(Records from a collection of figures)
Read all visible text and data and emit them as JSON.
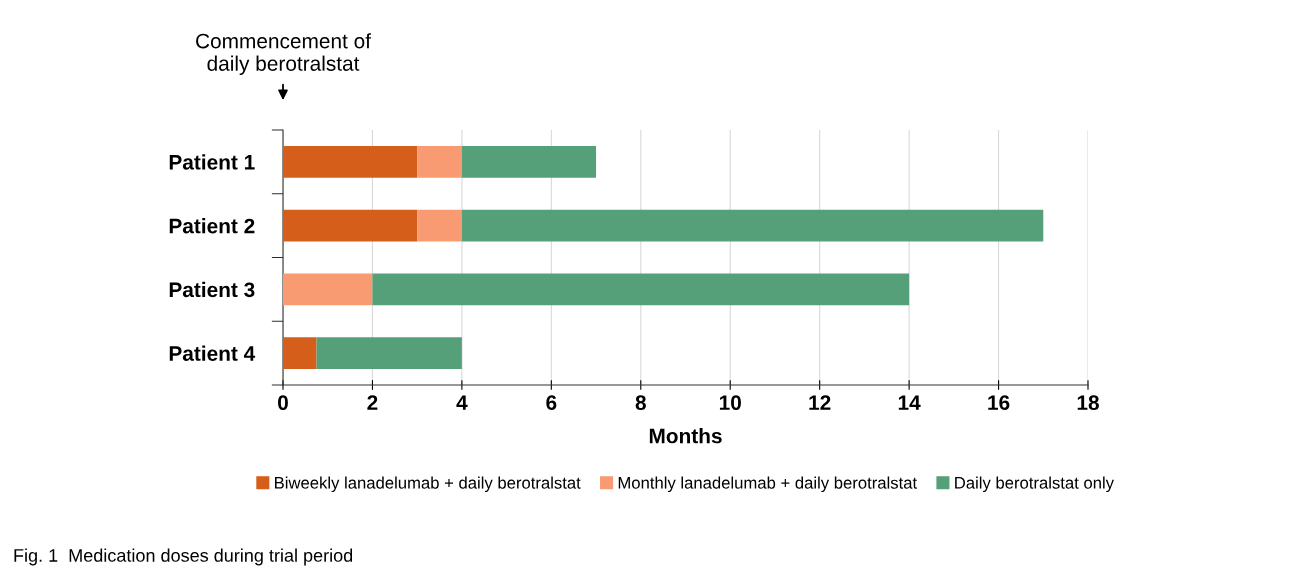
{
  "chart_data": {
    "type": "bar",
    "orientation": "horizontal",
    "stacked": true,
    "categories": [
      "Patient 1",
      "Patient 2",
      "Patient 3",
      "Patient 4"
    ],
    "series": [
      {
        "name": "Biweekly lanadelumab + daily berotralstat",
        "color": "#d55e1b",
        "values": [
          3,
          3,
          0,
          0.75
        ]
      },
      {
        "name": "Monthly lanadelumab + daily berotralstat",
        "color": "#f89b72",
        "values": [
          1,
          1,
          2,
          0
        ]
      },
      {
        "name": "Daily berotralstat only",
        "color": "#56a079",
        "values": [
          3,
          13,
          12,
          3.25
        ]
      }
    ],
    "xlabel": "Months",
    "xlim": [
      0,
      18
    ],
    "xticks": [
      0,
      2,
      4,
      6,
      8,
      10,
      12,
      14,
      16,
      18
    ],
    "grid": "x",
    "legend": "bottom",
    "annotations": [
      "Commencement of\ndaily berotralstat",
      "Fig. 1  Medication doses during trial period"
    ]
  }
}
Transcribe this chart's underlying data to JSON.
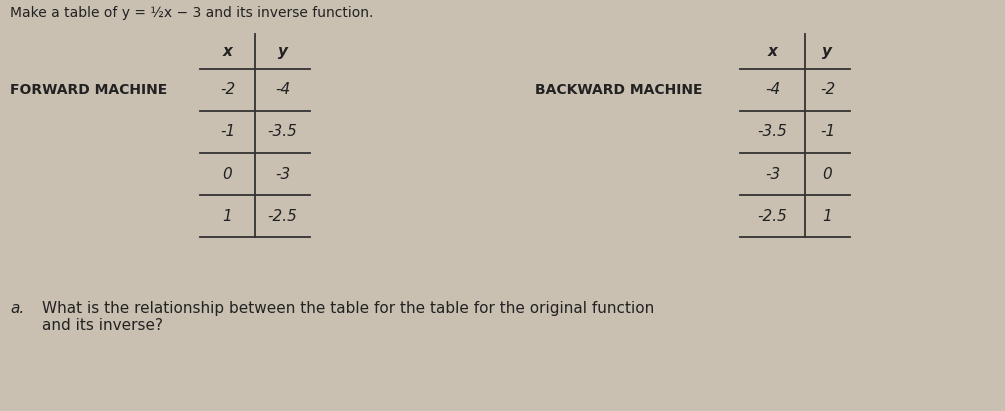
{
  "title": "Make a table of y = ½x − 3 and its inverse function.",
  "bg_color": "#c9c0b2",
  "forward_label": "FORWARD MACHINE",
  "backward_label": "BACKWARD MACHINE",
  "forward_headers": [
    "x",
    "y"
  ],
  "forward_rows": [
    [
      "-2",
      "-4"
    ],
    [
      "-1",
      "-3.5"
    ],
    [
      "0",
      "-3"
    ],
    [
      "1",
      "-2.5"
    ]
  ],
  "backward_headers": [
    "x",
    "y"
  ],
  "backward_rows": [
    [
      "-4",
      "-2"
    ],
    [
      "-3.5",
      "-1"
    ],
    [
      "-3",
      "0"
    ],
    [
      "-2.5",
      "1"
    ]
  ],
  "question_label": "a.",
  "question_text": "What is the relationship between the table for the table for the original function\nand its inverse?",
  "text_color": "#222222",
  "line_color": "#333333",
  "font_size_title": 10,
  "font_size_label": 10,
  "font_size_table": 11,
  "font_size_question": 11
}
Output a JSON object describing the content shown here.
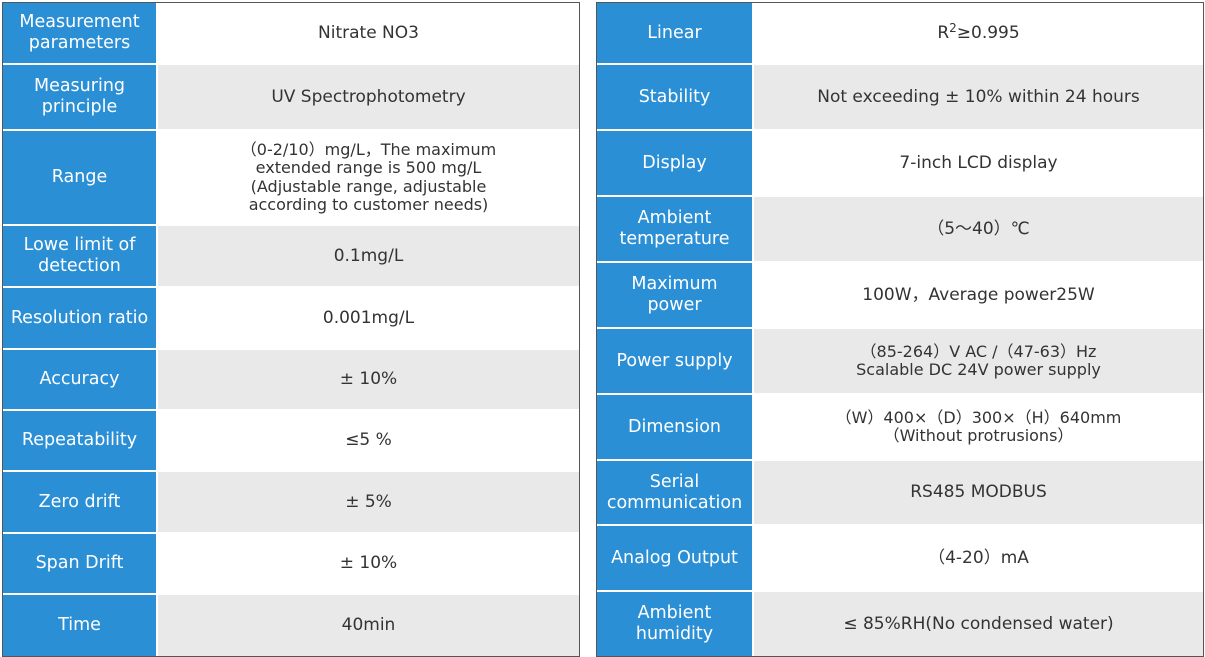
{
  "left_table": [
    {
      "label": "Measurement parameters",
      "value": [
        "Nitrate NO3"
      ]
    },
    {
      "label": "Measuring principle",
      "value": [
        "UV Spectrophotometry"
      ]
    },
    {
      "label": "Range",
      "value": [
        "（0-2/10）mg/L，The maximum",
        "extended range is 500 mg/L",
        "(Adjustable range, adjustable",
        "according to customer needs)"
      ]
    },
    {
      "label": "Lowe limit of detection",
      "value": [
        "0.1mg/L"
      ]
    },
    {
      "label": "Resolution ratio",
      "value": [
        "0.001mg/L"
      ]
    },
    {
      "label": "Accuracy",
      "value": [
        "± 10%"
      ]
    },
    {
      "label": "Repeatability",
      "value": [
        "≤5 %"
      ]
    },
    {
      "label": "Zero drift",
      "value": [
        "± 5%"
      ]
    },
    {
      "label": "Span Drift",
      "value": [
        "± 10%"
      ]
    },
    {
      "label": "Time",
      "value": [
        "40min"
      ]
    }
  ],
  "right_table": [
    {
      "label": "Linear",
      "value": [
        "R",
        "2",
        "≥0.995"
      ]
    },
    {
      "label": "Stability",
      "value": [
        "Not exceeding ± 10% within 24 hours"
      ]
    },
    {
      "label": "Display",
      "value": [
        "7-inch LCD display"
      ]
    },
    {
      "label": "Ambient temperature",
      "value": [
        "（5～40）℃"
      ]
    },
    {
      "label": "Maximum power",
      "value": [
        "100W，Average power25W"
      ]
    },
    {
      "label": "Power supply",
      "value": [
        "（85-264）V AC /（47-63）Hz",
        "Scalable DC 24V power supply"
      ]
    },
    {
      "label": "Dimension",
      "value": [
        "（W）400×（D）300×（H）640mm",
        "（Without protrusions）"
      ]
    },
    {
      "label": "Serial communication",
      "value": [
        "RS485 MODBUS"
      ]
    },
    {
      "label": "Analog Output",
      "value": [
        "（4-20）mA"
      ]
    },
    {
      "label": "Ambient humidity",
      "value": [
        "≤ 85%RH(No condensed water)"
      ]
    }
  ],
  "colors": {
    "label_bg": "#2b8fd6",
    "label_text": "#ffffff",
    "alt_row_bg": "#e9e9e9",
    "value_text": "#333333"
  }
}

◆ **Directions for this task**:
Leave the pictures out and copy the rest of the data exactly.

◆ **Exercise output**:
Read all visible text and data and emit them as JSON.
{
  "chart_data": {
    "type": "bar",
    "orientation": "horizontal",
    "stacked": true,
    "categories": [
      "Patient 1",
      "Patient 2",
      "Patient 3",
      "Patient 4"
    ],
    "series": [
      {
        "name": "Biweekly lanadelumab + daily berotralstat",
        "color": "#d55e1b",
        "values": [
          3,
          3,
          0,
          0.75
        ]
      },
      {
        "name": "Monthly lanadelumab + daily berotralstat",
        "color": "#f89b72",
        "values": [
          1,
          1,
          2,
          0
        ]
      },
      {
        "name": "Daily berotralstat only",
        "color": "#56a079",
        "values": [
          3,
          13,
          12,
          3.25
        ]
      }
    ],
    "xlabel": "Months",
    "xlim": [
      0,
      18
    ],
    "xticks": [
      0,
      2,
      4,
      6,
      8,
      10,
      12,
      14,
      16,
      18
    ],
    "grid": "x",
    "legend": "bottom",
    "annotations": [
      "Commencement of\ndaily berotralstat",
      "Fig. 1  Medication doses during trial period"
    ]
  }
}
Transcribe this chart's underlying data to JSON.
{
  "title": "Make a table of y = ½x − 3 and its inverse function.",
  "bg_color": "#c9c0b2",
  "forward_label": "FORWARD MACHINE",
  "backward_label": "BACKWARD MACHINE",
  "forward_headers": [
    "x",
    "y"
  ],
  "forward_rows": [
    [
      "-2",
      "-4"
    ],
    [
      "-1",
      "-3.5"
    ],
    [
      "0",
      "-3"
    ],
    [
      "1",
      "-2.5"
    ]
  ],
  "backward_headers": [
    "x",
    "y"
  ],
  "backward_rows": [
    [
      "-4",
      "-2"
    ],
    [
      "-3.5",
      "-1"
    ],
    [
      "-3",
      "0"
    ],
    [
      "-2.5",
      "1"
    ]
  ],
  "question_label": "a.",
  "question_text": "What is the relationship between the table for the table for the original function\nand its inverse?",
  "text_color": "#222222",
  "line_color": "#333333",
  "font_size_title": 10,
  "font_size_label": 10,
  "font_size_table": 11,
  "font_size_question": 11
}
Output a JSON object describing the content shown here.
{
  "left_table": [
    {
      "label": "Measurement parameters",
      "value": [
        "Nitrate NO3"
      ]
    },
    {
      "label": "Measuring principle",
      "value": [
        "UV Spectrophotometry"
      ]
    },
    {
      "label": "Range",
      "value": [
        "（0-2/10）mg/L，The maximum",
        "extended range is 500 mg/L",
        "(Adjustable range, adjustable",
        "according to customer needs)"
      ]
    },
    {
      "label": "Lowe limit of detection",
      "value": [
        "0.1mg/L"
      ]
    },
    {
      "label": "Resolution ratio",
      "value": [
        "0.001mg/L"
      ]
    },
    {
      "label": "Accuracy",
      "value": [
        "± 10%"
      ]
    },
    {
      "label": "Repeatability",
      "value": [
        "≤5 %"
      ]
    },
    {
      "label": "Zero drift",
      "value": [
        "± 5%"
      ]
    },
    {
      "label": "Span Drift",
      "value": [
        "± 10%"
      ]
    },
    {
      "label": "Time",
      "value": [
        "40min"
      ]
    }
  ],
  "right_table": [
    {
      "label": "Linear",
      "value": [
        "R",
        "2",
        "≥0.995"
      ]
    },
    {
      "label": "Stability",
      "value": [
        "Not exceeding ± 10% within 24 hours"
      ]
    },
    {
      "label": "Display",
      "value": [
        "7-inch LCD display"
      ]
    },
    {
      "label": "Ambient temperature",
      "value": [
        "（5～40）℃"
      ]
    },
    {
      "label": "Maximum power",
      "value": [
        "100W，Average power25W"
      ]
    },
    {
      "label": "Power supply",
      "value": [
        "（85-264）V AC /（47-63）Hz",
        "Scalable DC 24V power supply"
      ]
    },
    {
      "label": "Dimension",
      "value": [
        "（W）400×（D）300×（H）640mm",
        "（Without protrusions）"
      ]
    },
    {
      "label": "Serial communication",
      "value": [
        "RS485 MODBUS"
      ]
    },
    {
      "label": "Analog Output",
      "value": [
        "（4-20）mA"
      ]
    },
    {
      "label": "Ambient humidity",
      "value": [
        "≤ 85%RH(No condensed water)"
      ]
    }
  ],
  "colors": {
    "label_bg": "#2b8fd6",
    "label_text": "#ffffff",
    "alt_row_bg": "#e9e9e9",
    "value_text": "#333333"
  }
}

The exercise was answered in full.